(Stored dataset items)

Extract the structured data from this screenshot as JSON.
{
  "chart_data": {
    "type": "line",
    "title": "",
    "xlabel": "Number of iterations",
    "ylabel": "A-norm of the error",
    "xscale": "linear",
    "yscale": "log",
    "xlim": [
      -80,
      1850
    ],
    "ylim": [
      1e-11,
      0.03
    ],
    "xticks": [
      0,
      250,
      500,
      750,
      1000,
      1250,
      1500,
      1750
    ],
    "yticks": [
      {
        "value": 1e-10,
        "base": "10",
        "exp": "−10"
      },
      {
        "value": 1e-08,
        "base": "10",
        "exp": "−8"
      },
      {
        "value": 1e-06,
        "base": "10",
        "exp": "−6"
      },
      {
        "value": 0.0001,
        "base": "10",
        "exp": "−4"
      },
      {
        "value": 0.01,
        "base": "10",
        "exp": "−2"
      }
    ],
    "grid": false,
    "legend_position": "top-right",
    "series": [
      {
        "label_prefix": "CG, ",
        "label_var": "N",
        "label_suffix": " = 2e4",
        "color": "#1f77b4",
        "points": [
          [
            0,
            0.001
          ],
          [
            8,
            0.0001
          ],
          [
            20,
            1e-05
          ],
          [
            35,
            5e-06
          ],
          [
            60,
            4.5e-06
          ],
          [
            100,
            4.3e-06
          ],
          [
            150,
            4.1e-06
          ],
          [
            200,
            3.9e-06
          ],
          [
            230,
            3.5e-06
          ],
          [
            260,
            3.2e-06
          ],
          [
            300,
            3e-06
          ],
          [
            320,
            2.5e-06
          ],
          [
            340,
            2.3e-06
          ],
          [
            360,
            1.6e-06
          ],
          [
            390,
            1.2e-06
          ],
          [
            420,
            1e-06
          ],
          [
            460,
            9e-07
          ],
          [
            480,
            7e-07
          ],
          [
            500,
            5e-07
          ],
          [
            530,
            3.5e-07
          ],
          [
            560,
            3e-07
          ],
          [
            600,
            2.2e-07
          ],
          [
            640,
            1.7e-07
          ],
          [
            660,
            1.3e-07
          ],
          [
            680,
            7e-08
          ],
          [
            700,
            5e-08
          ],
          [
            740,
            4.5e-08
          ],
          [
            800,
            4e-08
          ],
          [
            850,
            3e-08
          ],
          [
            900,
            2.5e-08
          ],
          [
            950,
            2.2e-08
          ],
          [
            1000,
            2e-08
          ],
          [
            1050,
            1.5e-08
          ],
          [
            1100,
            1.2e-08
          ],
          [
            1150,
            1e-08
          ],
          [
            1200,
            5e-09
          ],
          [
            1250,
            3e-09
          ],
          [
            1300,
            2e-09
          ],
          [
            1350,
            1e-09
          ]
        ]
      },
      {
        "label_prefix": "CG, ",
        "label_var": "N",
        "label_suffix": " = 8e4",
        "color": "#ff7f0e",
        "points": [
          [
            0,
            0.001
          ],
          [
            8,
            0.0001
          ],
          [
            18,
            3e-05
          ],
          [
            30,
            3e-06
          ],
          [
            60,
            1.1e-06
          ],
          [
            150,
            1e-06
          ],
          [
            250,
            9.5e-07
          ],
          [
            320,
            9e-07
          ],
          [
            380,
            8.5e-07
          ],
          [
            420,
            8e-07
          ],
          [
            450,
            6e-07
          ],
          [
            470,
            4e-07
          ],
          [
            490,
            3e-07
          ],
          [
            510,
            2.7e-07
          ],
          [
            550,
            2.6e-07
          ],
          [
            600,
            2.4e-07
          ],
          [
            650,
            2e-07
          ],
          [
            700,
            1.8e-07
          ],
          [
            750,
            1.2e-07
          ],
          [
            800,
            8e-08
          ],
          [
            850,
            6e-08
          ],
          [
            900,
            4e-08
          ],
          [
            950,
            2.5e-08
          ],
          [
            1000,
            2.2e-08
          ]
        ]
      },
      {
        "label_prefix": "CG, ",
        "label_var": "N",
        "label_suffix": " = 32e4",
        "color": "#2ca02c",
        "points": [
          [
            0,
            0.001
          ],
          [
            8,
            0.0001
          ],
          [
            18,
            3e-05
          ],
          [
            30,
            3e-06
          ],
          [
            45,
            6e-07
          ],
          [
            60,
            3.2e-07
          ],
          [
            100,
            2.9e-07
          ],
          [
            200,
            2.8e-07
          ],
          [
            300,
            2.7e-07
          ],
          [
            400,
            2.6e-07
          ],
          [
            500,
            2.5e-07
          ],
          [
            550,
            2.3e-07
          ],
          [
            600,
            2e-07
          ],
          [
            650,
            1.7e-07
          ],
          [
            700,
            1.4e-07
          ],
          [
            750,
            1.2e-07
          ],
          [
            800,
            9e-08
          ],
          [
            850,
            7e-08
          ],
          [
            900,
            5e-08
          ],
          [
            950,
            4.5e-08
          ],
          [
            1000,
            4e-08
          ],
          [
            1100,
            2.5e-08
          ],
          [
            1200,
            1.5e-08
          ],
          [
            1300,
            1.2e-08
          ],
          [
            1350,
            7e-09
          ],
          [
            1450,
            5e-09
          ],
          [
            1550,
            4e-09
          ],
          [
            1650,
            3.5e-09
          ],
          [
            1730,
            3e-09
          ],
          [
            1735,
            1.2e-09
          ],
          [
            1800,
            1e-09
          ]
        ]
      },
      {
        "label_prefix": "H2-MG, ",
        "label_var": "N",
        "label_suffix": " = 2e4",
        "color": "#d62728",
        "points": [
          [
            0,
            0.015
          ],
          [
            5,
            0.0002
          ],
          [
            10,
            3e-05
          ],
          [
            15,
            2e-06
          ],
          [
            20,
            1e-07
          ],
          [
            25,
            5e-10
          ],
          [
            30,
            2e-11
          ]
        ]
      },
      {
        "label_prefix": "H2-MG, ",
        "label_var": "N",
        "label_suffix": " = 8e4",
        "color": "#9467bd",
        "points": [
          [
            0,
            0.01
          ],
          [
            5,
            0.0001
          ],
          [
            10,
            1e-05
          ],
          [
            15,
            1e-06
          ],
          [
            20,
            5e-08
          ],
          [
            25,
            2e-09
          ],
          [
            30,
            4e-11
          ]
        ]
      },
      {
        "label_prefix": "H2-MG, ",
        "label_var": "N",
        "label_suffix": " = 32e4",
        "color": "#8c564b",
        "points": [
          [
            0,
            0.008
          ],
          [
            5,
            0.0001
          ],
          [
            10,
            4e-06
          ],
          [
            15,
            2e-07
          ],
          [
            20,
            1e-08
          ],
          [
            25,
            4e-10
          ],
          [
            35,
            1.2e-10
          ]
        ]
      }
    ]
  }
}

What you are asked to do –
All of the records must be repeated exactly.

The answer –
Extract the structured data from this screenshot as JSON.
{
  "chart_data": {
    "type": "line",
    "title": "",
    "xlabel": "Number of iterations",
    "ylabel": "A-norm of the error",
    "xscale": "linear",
    "yscale": "log",
    "xlim": [
      -80,
      1850
    ],
    "ylim": [
      1e-11,
      0.03
    ],
    "xticks": [
      0,
      250,
      500,
      750,
      1000,
      1250,
      1500,
      1750
    ],
    "yticks": [
      {
        "value": 1e-10,
        "base": "10",
        "exp": "−10"
      },
      {
        "value": 1e-08,
        "base": "10",
        "exp": "−8"
      },
      {
        "value": 1e-06,
        "base": "10",
        "exp": "−6"
      },
      {
        "value": 0.0001,
        "base": "10",
        "exp": "−4"
      },
      {
        "value": 0.01,
        "base": "10",
        "exp": "−2"
      }
    ],
    "grid": false,
    "legend_position": "top-right",
    "series": [
      {
        "label_prefix": "CG, ",
        "label_var": "N",
        "label_suffix": " = 2e4",
        "color": "#1f77b4",
        "points": [
          [
            0,
            0.001
          ],
          [
            8,
            0.0001
          ],
          [
            20,
            1e-05
          ],
          [
            35,
            5e-06
          ],
          [
            60,
            4.5e-06
          ],
          [
            100,
            4.3e-06
          ],
          [
            150,
            4.1e-06
          ],
          [
            200,
            3.9e-06
          ],
          [
            230,
            3.5e-06
          ],
          [
            260,
            3.2e-06
          ],
          [
            300,
            3e-06
          ],
          [
            320,
            2.5e-06
          ],
          [
            340,
            2.3e-06
          ],
          [
            360,
            1.6e-06
          ],
          [
            390,
            1.2e-06
          ],
          [
            420,
            1e-06
          ],
          [
            460,
            9e-07
          ],
          [
            480,
            7e-07
          ],
          [
            500,
            5e-07
          ],
          [
            530,
            3.5e-07
          ],
          [
            560,
            3e-07
          ],
          [
            600,
            2.2e-07
          ],
          [
            640,
            1.7e-07
          ],
          [
            660,
            1.3e-07
          ],
          [
            680,
            7e-08
          ],
          [
            700,
            5e-08
          ],
          [
            740,
            4.5e-08
          ],
          [
            800,
            4e-08
          ],
          [
            850,
            3e-08
          ],
          [
            900,
            2.5e-08
          ],
          [
            950,
            2.2e-08
          ],
          [
            1000,
            2e-08
          ],
          [
            1050,
            1.5e-08
          ],
          [
            1100,
            1.2e-08
          ],
          [
            1150,
            1e-08
          ],
          [
            1200,
            5e-09
          ],
          [
            1250,
            3e-09
          ],
          [
            1300,
            2e-09
          ],
          [
            1350,
            1e-09
          ]
        ]
      },
      {
        "label_prefix": "CG, ",
        "label_var": "N",
        "label_suffix": " = 8e4",
        "color": "#ff7f0e",
        "points": [
          [
            0,
            0.001
          ],
          [
            8,
            0.0001
          ],
          [
            18,
            3e-05
          ],
          [
            30,
            3e-06
          ],
          [
            60,
            1.1e-06
          ],
          [
            150,
            1e-06
          ],
          [
            250,
            9.5e-07
          ],
          [
            320,
            9e-07
          ],
          [
            380,
            8.5e-07
          ],
          [
            420,
            8e-07
          ],
          [
            450,
            6e-07
          ],
          [
            470,
            4e-07
          ],
          [
            490,
            3e-07
          ],
          [
            510,
            2.7e-07
          ],
          [
            550,
            2.6e-07
          ],
          [
            600,
            2.4e-07
          ],
          [
            650,
            2e-07
          ],
          [
            700,
            1.8e-07
          ],
          [
            750,
            1.2e-07
          ],
          [
            800,
            8e-08
          ],
          [
            850,
            6e-08
          ],
          [
            900,
            4e-08
          ],
          [
            950,
            2.5e-08
          ],
          [
            1000,
            2.2e-08
          ]
        ]
      },
      {
        "label_prefix": "CG, ",
        "label_var": "N",
        "label_suffix": " = 32e4",
        "color": "#2ca02c",
        "points": [
          [
            0,
            0.001
          ],
          [
            8,
            0.0001
          ],
          [
            18,
            3e-05
          ],
          [
            30,
            3e-06
          ],
          [
            45,
            6e-07
          ],
          [
            60,
            3.2e-07
          ],
          [
            100,
            2.9e-07
          ],
          [
            200,
            2.8e-07
          ],
          [
            300,
            2.7e-07
          ],
          [
            400,
            2.6e-07
          ],
          [
            500,
            2.5e-07
          ],
          [
            550,
            2.3e-07
          ],
          [
            600,
            2e-07
          ],
          [
            650,
            1.7e-07
          ],
          [
            700,
            1.4e-07
          ],
          [
            750,
            1.2e-07
          ],
          [
            800,
            9e-08
          ],
          [
            850,
            7e-08
          ],
          [
            900,
            5e-08
          ],
          [
            950,
            4.5e-08
          ],
          [
            1000,
            4e-08
          ],
          [
            1100,
            2.5e-08
          ],
          [
            1200,
            1.5e-08
          ],
          [
            1300,
            1.2e-08
          ],
          [
            1350,
            7e-09
          ],
          [
            1450,
            5e-09
          ],
          [
            1550,
            4e-09
          ],
          [
            1650,
            3.5e-09
          ],
          [
            1730,
            3e-09
          ],
          [
            1735,
            1.2e-09
          ],
          [
            1800,
            1e-09
          ]
        ]
      },
      {
        "label_prefix": "H2-MG, ",
        "label_var": "N",
        "label_suffix": " = 2e4",
        "color": "#d62728",
        "points": [
          [
            0,
            0.015
          ],
          [
            5,
            0.0002
          ],
          [
            10,
            3e-05
          ],
          [
            15,
            2e-06
          ],
          [
            20,
            1e-07
          ],
          [
            25,
            5e-10
          ],
          [
            30,
            2e-11
          ]
        ]
      },
      {
        "label_prefix": "H2-MG, ",
        "label_var": "N",
        "label_suffix": " = 8e4",
        "color": "#9467bd",
        "points": [
          [
            0,
            0.01
          ],
          [
            5,
            0.0001
          ],
          [
            10,
            1e-05
          ],
          [
            15,
            1e-06
          ],
          [
            20,
            5e-08
          ],
          [
            25,
            2e-09
          ],
          [
            30,
            4e-11
          ]
        ]
      },
      {
        "label_prefix": "H2-MG, ",
        "label_var": "N",
        "label_suffix": " = 32e4",
        "color": "#8c564b",
        "points": [
          [
            0,
            0.008
          ],
          [
            5,
            0.0001
          ],
          [
            10,
            4e-06
          ],
          [
            15,
            2e-07
          ],
          [
            20,
            1e-08
          ],
          [
            25,
            4e-10
          ],
          [
            35,
            1.2e-10
          ]
        ]
      }
    ]
  }
}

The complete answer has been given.